Saturday, December 17, 2011

T. S. Eliot on Marvell, Emotions, and the Particular

T. S. Eliot's reaction to Andrew Marvell's poetry is particularly helpful in understanding Eliot's views on how emotion works in good poetry. The following quote from Eliot's "Andrew Marvell" essay provides a useful place to begin:

"Marvell takes a slight affair, the feeling of a girl for her pet, and gives it a connexion with that inexhaustible and terrible nebula of emotions which surrounds all our exact and practical passions and mingles with them."

In this section of the essay Eliot compares a lofty and spiritual poem by William Morris to Marvell's "The Nymph Complaining for the Death of Her Fawn." Eliot compares the "slightness" of Marvell's subject and the "loftiness" of Morris's, but then he suggests that the subject treated in a poem is not related to its quality. Instead, an emotion's exactitude determines its power.

At first glance, this appears to be a version of the age-old dictum in creative writing classes: "Show, don't tell." Marvell shows a real emotional response to a particular situation, while Morris speaks in generalities.

[Supplied entries]:
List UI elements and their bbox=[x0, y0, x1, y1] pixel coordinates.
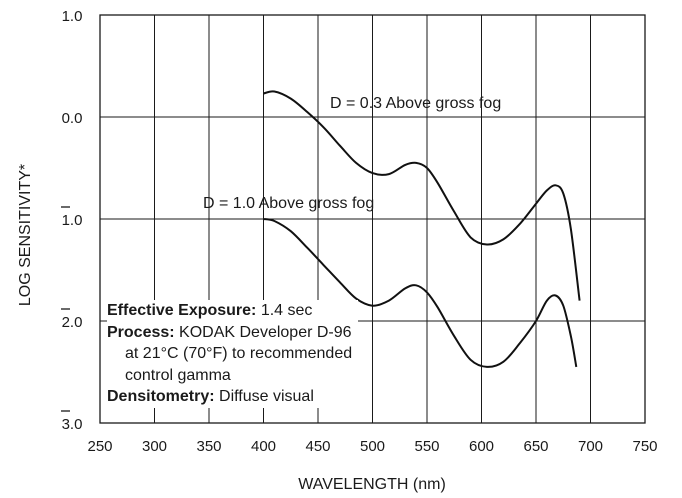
x-tick-label: 450 bbox=[305, 438, 330, 455]
y-tick-label: 0.0 bbox=[62, 110, 83, 127]
exposure-line: Effective Exposure: 1.4 sec bbox=[107, 300, 352, 322]
series-line-2 bbox=[263, 218, 578, 368]
y-axis-label: LOG SENSITIVITY* bbox=[17, 164, 34, 306]
curves bbox=[263, 90, 581, 368]
process-line-3: control gamma bbox=[125, 366, 231, 384]
densitometry-label: Densitometry: bbox=[107, 388, 215, 405]
x-tick-label: 350 bbox=[196, 438, 221, 455]
x-tick-label: 400 bbox=[251, 438, 276, 455]
densitometry-value: Diffuse visual bbox=[214, 388, 314, 405]
series-line-1 bbox=[263, 90, 581, 301]
densitometry-line: Densitometry: Diffuse visual bbox=[107, 386, 352, 408]
x-tick-label: 300 bbox=[142, 438, 167, 455]
x-tick-label: 250 bbox=[87, 438, 112, 455]
plot-frame bbox=[99, 14, 646, 424]
process-line: Process: KODAK Developer D-96 bbox=[107, 322, 352, 344]
y-tick-label: 2.0 bbox=[62, 314, 83, 331]
x-tick-label: 500 bbox=[360, 438, 385, 455]
series2-label: D = 1.0 Above gross fog bbox=[203, 195, 374, 212]
exposure-label: Effective Exposure: bbox=[107, 302, 257, 319]
process-line-2: at 21°C (70°F) to recommended bbox=[125, 345, 353, 362]
tick-labels: 250 300 350 400 450 500 550 600 650 700 750 1.0 0.0 1… bbox=[61, 8, 658, 455]
x-tick-label: 650 bbox=[523, 438, 548, 455]
x-tick-label: 750 bbox=[632, 438, 657, 455]
y-tick-label: 1.0 bbox=[62, 212, 83, 229]
x-axis-label: WAVELENGTH (nm) bbox=[298, 476, 446, 493]
x-tick-label: 600 bbox=[469, 438, 494, 455]
y-tick-label: 1.0 bbox=[62, 8, 83, 25]
x-tick-label: 550 bbox=[414, 438, 439, 455]
process-label: Process: bbox=[107, 323, 175, 341]
series1-label: D = 0.3 Above gross fog bbox=[330, 95, 501, 112]
y-tick-label: 3.0 bbox=[62, 416, 83, 433]
process-value: KODAK Developer D-96 bbox=[174, 323, 352, 341]
exposure-value: 1.4 sec bbox=[256, 302, 313, 319]
exposure-notes: Effective Exposure: 1.4 sec Process: KOD… bbox=[107, 300, 359, 408]
x-tick-label: 700 bbox=[578, 438, 603, 455]
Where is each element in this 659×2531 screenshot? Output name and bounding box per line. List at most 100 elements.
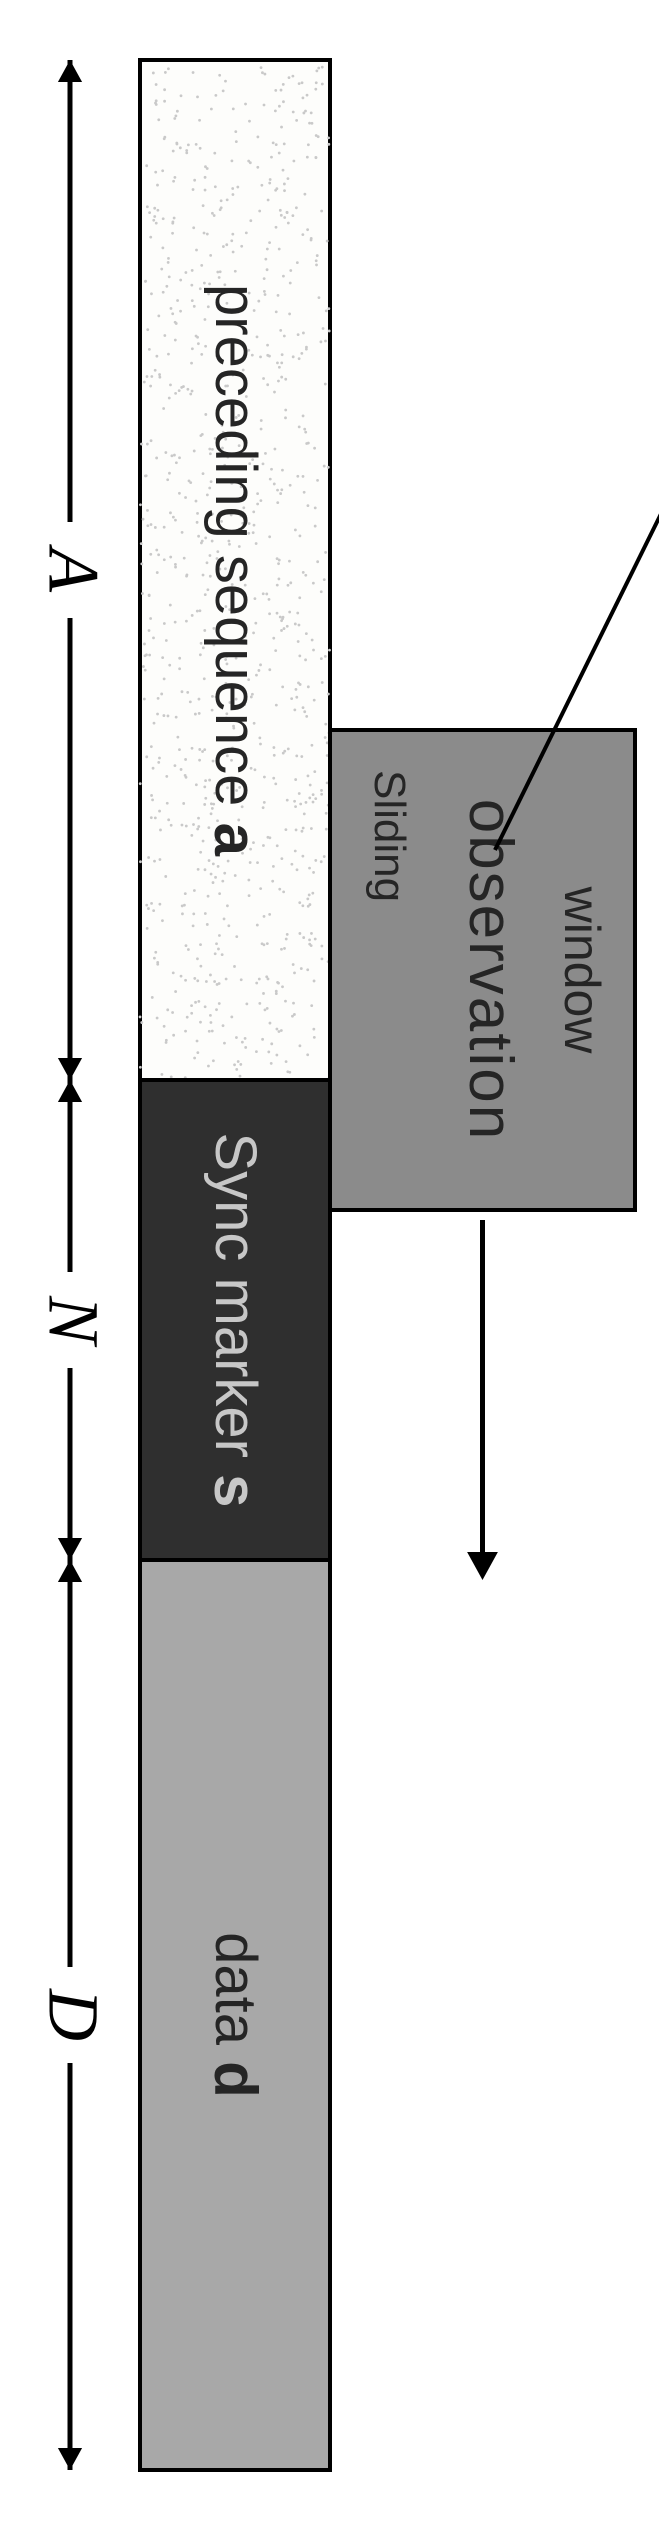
stipple-dot bbox=[169, 604, 172, 607]
stipple-dot bbox=[152, 767, 155, 770]
stipple-dot bbox=[169, 511, 172, 514]
stipple-dot bbox=[308, 894, 311, 897]
stipple-dot bbox=[199, 1021, 202, 1024]
stipple-dot bbox=[314, 859, 317, 862]
stipple-dot bbox=[260, 66, 263, 69]
stipple-dot bbox=[302, 827, 305, 830]
stipple-dot bbox=[276, 557, 279, 560]
stipple-dot bbox=[191, 614, 194, 617]
stipple-dot bbox=[140, 1021, 143, 1024]
stipple-dot bbox=[306, 94, 309, 97]
stipple-dot bbox=[324, 551, 327, 554]
stipple-dot bbox=[327, 136, 330, 139]
stipple-dot bbox=[233, 1063, 236, 1066]
stipple-dot bbox=[297, 333, 300, 336]
stipple-dot bbox=[231, 187, 234, 190]
stipple-dot bbox=[320, 860, 323, 863]
stipple-dot bbox=[286, 625, 289, 628]
stipple-dot bbox=[279, 329, 282, 332]
stipple-dot bbox=[167, 257, 170, 260]
stipple-dot bbox=[273, 483, 276, 486]
stipple-dot bbox=[178, 748, 181, 751]
stipple-dot bbox=[268, 241, 271, 244]
stipple-dot bbox=[302, 475, 305, 478]
stipple-dot bbox=[195, 143, 198, 146]
stipple-dot bbox=[150, 523, 153, 526]
stipple-dot bbox=[159, 858, 162, 861]
stipple-dot bbox=[311, 639, 314, 642]
stipple-dot bbox=[190, 834, 193, 837]
stipple-dot bbox=[193, 1057, 196, 1060]
stipple-dot bbox=[180, 386, 183, 389]
stipple-dot bbox=[145, 653, 148, 656]
stipple-dot bbox=[155, 457, 158, 460]
stipple-dot bbox=[283, 189, 286, 192]
stipple-dot bbox=[146, 509, 149, 512]
stipple-dot bbox=[184, 892, 187, 895]
stipple-dot bbox=[303, 428, 306, 431]
stipple-dot bbox=[172, 150, 175, 153]
stipple-dot bbox=[215, 942, 218, 945]
stipple-dot bbox=[163, 622, 166, 625]
stipple-dot bbox=[175, 716, 178, 719]
stipple-dot bbox=[185, 944, 188, 947]
stipple-dot bbox=[321, 83, 324, 86]
stipple-dot bbox=[295, 688, 298, 691]
stipple-dot bbox=[301, 81, 304, 84]
stipple-dot bbox=[156, 961, 159, 964]
stipple-dot bbox=[272, 865, 275, 868]
stipple-dot bbox=[204, 912, 207, 915]
stipple-dot bbox=[295, 696, 298, 699]
stipple-dot bbox=[284, 1000, 287, 1003]
stipple-dot bbox=[300, 352, 303, 355]
stipple-dot bbox=[262, 992, 265, 995]
stipple-dot bbox=[199, 434, 202, 437]
stipple-dot bbox=[272, 637, 275, 640]
stipple-dot bbox=[281, 353, 284, 356]
stipple-dot bbox=[299, 1044, 302, 1047]
stipple-dot bbox=[189, 700, 192, 703]
stipple-dot bbox=[248, 120, 251, 123]
stipple-dot bbox=[178, 667, 181, 670]
stipple-dot bbox=[208, 1030, 211, 1033]
stipple-dot bbox=[191, 390, 194, 393]
stipple-dot bbox=[282, 275, 285, 278]
stipple-dot bbox=[195, 335, 198, 338]
stipple-dot bbox=[292, 355, 295, 358]
stipple-dot bbox=[283, 750, 286, 753]
stipple-dot bbox=[158, 373, 161, 376]
stipple-dot bbox=[276, 361, 279, 364]
stipple-dot bbox=[288, 611, 291, 614]
stipple-dot bbox=[304, 574, 307, 577]
stipple-dot bbox=[278, 105, 281, 108]
stipple-dot bbox=[247, 160, 250, 163]
stipple-dot bbox=[308, 797, 311, 800]
stipple-dot bbox=[161, 1073, 164, 1076]
stipple-dot bbox=[276, 489, 279, 492]
stipple-dot bbox=[144, 280, 147, 283]
stipple-dot bbox=[294, 805, 297, 808]
stipple-dot bbox=[315, 134, 318, 137]
stipple-dot bbox=[320, 340, 323, 343]
stipple-dot bbox=[300, 967, 303, 970]
stipple-dot bbox=[240, 245, 243, 248]
stipple-dot bbox=[292, 1002, 295, 1005]
stipple-dot bbox=[270, 1042, 273, 1045]
stipple-dot bbox=[273, 746, 276, 749]
stipple-dot bbox=[293, 800, 296, 803]
stipple-dot bbox=[296, 612, 299, 615]
stipple-dot bbox=[192, 924, 195, 927]
stipple-dot bbox=[234, 130, 237, 133]
stipple-dot bbox=[160, 693, 163, 696]
stipple-dot bbox=[151, 798, 154, 801]
stipple-dot bbox=[220, 199, 223, 202]
stipple-dot bbox=[153, 207, 156, 210]
stipple-dot bbox=[191, 299, 194, 302]
stipple-dot bbox=[226, 198, 229, 201]
stipple-dot bbox=[175, 322, 178, 325]
stipple-dot bbox=[295, 206, 298, 209]
stipple-dot bbox=[200, 642, 203, 645]
stipple-dot bbox=[161, 169, 164, 172]
stipple-dot bbox=[224, 80, 227, 83]
stipple-dot bbox=[298, 792, 301, 795]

[Given instruction 1]:
Shorten the paragraph in the Eliot and Marvell post that begins "In this section of the essay," keeping its main facts.
[Given instruction 2]:
Reproduce word for word the part of the Eliot and Marvell post that opens with the words containing "At first glance, this" and closes with "speaks in generalities.".

[Final result 1]:
Eliot sets a lofty, spiritual poem by William Morris beside Marvell's "The Nymph Complaining for the Death of Her Fawn." He contrasts the "slightness" of Marvell's subject with the "loftiness" of Morris's. He then argues that a poem's subject has nothing to do with its quality. What gives an emotion power is how exact it is.

[Final result 2]:
At first glance, this appears to be a version of the age-old dictum in creative writing classes: "Show, don't tell." Marvell shows a real emotional response to a particular situation, while Morris speaks in generalities.